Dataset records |
● ● ●
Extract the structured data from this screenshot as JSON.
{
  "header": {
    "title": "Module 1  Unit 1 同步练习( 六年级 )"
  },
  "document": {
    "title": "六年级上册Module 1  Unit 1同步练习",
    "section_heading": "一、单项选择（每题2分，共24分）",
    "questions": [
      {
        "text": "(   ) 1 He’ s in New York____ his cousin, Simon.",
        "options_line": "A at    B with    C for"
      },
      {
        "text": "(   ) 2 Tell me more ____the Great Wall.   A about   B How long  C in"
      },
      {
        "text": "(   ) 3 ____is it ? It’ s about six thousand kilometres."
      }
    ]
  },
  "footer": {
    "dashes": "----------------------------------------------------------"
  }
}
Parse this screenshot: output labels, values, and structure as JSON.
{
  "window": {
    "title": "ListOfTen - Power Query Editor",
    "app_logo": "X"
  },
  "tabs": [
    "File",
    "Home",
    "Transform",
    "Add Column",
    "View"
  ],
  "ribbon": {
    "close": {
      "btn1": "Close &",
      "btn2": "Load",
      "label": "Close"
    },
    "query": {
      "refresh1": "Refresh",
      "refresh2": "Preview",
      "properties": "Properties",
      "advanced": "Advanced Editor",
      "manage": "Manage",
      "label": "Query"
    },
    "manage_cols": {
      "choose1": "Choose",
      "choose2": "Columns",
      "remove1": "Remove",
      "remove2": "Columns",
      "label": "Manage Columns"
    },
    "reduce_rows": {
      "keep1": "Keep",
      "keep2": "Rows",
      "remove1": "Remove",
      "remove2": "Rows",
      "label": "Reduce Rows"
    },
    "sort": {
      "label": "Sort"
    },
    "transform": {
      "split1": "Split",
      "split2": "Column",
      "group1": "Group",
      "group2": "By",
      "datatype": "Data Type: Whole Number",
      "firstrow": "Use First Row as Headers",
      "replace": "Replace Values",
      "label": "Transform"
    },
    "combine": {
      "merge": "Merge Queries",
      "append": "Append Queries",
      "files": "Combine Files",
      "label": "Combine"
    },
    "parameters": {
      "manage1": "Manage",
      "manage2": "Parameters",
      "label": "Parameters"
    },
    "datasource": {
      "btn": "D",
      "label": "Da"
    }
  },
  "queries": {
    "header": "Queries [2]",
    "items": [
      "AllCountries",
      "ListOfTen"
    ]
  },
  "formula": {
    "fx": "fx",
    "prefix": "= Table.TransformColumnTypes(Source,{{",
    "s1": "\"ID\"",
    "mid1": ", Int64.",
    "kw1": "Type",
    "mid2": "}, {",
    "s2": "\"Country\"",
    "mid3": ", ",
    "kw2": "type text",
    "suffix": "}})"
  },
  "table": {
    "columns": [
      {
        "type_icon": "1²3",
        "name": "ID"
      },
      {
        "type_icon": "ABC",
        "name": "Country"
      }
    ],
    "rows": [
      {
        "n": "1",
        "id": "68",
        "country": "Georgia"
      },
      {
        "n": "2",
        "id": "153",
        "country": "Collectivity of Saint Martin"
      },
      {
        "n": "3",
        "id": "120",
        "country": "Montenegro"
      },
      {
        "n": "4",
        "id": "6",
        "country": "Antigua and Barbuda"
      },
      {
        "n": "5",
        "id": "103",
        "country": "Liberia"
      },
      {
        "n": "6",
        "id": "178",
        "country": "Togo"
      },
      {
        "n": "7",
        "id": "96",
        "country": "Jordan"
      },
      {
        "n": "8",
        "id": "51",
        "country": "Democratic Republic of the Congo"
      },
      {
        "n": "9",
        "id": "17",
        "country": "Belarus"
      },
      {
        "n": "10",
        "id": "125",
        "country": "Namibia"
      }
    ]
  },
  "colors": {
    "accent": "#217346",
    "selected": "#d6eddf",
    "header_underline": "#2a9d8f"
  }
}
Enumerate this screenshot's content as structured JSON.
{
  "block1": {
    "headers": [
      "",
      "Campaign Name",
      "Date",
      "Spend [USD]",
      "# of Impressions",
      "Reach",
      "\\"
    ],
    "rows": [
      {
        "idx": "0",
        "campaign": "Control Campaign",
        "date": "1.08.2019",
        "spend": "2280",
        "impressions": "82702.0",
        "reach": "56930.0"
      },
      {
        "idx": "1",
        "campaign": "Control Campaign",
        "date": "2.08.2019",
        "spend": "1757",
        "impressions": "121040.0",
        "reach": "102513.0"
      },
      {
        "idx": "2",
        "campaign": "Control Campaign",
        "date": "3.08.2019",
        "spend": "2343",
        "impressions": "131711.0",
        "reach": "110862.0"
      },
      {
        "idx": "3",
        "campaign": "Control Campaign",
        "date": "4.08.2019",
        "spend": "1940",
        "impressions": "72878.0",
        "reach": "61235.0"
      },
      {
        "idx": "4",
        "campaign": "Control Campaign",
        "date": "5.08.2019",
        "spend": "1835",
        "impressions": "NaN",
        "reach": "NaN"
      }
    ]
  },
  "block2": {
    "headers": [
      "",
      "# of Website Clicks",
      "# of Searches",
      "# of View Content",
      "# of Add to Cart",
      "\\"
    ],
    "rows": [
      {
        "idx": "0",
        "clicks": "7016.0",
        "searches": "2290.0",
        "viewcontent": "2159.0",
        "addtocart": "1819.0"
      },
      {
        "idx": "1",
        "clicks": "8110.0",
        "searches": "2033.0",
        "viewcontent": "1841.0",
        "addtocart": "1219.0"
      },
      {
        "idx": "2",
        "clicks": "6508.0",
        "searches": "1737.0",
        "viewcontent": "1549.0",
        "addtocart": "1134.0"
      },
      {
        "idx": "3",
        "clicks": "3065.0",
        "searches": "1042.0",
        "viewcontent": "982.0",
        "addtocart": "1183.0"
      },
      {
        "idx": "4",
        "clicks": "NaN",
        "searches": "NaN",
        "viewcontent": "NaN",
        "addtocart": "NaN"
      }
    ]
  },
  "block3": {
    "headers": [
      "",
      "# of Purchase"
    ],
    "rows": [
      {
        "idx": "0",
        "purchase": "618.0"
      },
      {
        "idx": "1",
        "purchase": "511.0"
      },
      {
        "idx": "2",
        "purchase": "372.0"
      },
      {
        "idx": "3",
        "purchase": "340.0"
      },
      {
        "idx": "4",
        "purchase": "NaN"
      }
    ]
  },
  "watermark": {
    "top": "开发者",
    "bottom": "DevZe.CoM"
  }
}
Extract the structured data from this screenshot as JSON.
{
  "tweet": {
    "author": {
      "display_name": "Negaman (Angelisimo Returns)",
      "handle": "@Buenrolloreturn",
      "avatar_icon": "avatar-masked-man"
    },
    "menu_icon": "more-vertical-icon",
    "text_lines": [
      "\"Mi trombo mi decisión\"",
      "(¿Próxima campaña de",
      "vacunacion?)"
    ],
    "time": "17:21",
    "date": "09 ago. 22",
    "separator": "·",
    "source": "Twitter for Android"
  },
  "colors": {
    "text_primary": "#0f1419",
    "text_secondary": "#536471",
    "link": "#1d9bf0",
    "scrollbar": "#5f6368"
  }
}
● ● ●
Task to complete | Track down every line of the material containing the string "Unit", and copy it.

Final result |
    "title": "Module 1  Unit 1 同步练习( 六年级 )"
    "title": "六年级上册Module 1  Unit 1同步练习",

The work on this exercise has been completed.